>> BEGIN DATA TO USE

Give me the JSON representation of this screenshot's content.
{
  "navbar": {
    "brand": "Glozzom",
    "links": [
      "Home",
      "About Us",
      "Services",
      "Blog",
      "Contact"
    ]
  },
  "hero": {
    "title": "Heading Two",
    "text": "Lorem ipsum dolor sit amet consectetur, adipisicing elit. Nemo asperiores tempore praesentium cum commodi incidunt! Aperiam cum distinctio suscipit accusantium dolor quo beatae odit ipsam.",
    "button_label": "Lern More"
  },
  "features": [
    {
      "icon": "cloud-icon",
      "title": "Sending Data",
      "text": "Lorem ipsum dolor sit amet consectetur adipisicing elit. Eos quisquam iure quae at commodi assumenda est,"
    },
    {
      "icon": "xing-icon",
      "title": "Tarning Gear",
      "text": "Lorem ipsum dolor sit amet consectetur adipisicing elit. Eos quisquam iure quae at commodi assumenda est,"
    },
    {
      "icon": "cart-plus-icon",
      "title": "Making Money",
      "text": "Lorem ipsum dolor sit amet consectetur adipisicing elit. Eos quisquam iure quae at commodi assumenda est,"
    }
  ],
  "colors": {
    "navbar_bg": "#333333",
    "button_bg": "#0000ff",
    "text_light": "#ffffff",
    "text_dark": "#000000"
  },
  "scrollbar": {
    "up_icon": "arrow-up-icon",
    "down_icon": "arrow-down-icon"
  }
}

>> END DATA TO USE

== SHORT PROBLEM ==
Repeat back the data above, exact to the last character.

== EXPECTED ANSWER ==
Give me the JSON representation of this screenshot's content.
{
  "navbar": {
    "brand": "Glozzom",
    "links": [
      "Home",
      "About Us",
      "Services",
      "Blog",
      "Contact"
    ]
  },
  "hero": {
    "title": "Heading Two",
    "text": "Lorem ipsum dolor sit amet consectetur, adipisicing elit. Nemo asperiores tempore praesentium cum commodi incidunt! Aperiam cum distinctio suscipit accusantium dolor quo beatae odit ipsam.",
    "button_label": "Lern More"
  },
  "features": [
    {
      "icon": "cloud-icon",
      "title": "Sending Data",
      "text": "Lorem ipsum dolor sit amet consectetur adipisicing elit. Eos quisquam iure quae at commodi assumenda est,"
    },
    {
      "icon": "xing-icon",
      "title": "Tarning Gear",
      "text": "Lorem ipsum dolor sit amet consectetur adipisicing elit. Eos quisquam iure quae at commodi assumenda est,"
    },
    {
      "icon": "cart-plus-icon",
      "title": "Making Money",
      "text": "Lorem ipsum dolor sit amet consectetur adipisicing elit. Eos quisquam iure quae at commodi assumenda est,"
    }
  ],
  "colors": {
    "navbar_bg": "#333333",
    "button_bg": "#0000ff",
    "text_light": "#ffffff",
    "text_dark": "#000000"
  },
  "scrollbar": {
    "up_icon": "arrow-up-icon",
    "down_icon": "arrow-down-icon"
  }
}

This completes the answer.